*Required work*: Print every line of the listing exactly, please.

*Extracted entries*:

—————

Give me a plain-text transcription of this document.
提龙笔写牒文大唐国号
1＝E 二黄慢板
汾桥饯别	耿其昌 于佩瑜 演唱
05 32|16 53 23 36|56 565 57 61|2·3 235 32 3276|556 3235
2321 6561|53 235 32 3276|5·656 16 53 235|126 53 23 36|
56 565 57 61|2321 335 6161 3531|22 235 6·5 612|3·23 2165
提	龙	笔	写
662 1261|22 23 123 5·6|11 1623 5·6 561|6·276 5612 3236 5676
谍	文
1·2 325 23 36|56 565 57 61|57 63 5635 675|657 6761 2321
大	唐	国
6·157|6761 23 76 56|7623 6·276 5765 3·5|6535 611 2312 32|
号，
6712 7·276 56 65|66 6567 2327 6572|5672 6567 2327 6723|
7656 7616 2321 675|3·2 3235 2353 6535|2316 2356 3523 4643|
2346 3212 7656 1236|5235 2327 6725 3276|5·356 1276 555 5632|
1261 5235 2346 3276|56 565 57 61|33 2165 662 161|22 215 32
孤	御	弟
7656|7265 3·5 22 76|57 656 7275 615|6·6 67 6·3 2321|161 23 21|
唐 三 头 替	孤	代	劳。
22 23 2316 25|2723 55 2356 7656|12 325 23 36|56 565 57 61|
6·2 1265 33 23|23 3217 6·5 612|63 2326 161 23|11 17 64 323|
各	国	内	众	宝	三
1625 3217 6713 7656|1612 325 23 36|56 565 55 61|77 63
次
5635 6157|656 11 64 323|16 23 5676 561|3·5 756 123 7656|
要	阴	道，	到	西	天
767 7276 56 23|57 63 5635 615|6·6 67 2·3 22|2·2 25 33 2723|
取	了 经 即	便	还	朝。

—————

*Task result*:
Give me a plain-text transcription of this document.
提龙笔写牒文大唐国号
1＝E 二黄慢板
汾桥饯别	耿其昌 于佩瑜 演唱
05 32|16 53 23 36|56 565 57 61|2·3 235 32 3276|556 3235
2321 6561|53 235 32 3276|5·656 16 53 235|126 53 23 36|
56 565 57 61|2321 335 6161 3531|22 235 6·5 612|3·23 2165
提	龙	笔	写
662 1261|22 23 123 5·6|11 1623 5·6 561|6·276 5612 3236 5676
谍	文
1·2 325 23 36|56 565 57 61|57 63 5635 675|657 6761 2321
大	唐	国
6·157|6761 23 76 56|7623 6·276 5765 3·5|6535 611 2312 32|
号，
6712 7·276 56 65|66 6567 2327 6572|5672 6567 2327 6723|
7656 7616 2321 675|3·2 3235 2353 6535|2316 2356 3523 4643|
2346 3212 7656 1236|5235 2327 6725 3276|5·356 1276 555 5632|
1261 5235 2346 3276|56 565 57 61|33 2165 662 161|22 215 32
孤	御	弟
7656|7265 3·5 22 76|57 656 7275 615|6·6 67 6·3 2321|161 23 21|
唐 三 头 替	孤	代	劳。
22 23 2316 25|2723 55 2356 7656|12 325 23 36|56 565 57 61|
6·2 1265 33 23|23 3217 6·5 612|63 2326 161 23|11 17 64 323|
各	国	内	众	宝	三
1625 3217 6713 7656|1612 325 23 36|56 565 55 61|77 63
次
5635 6157|656 11 64 323|16 23 5676 561|3·5 756 123 7656|
要	阴	道，	到	西	天
767 7276 56 23|57 63 5635 615|6·6 67 2·3 22|2·2 25 33 2723|
取	了 经 即	便	还	朝。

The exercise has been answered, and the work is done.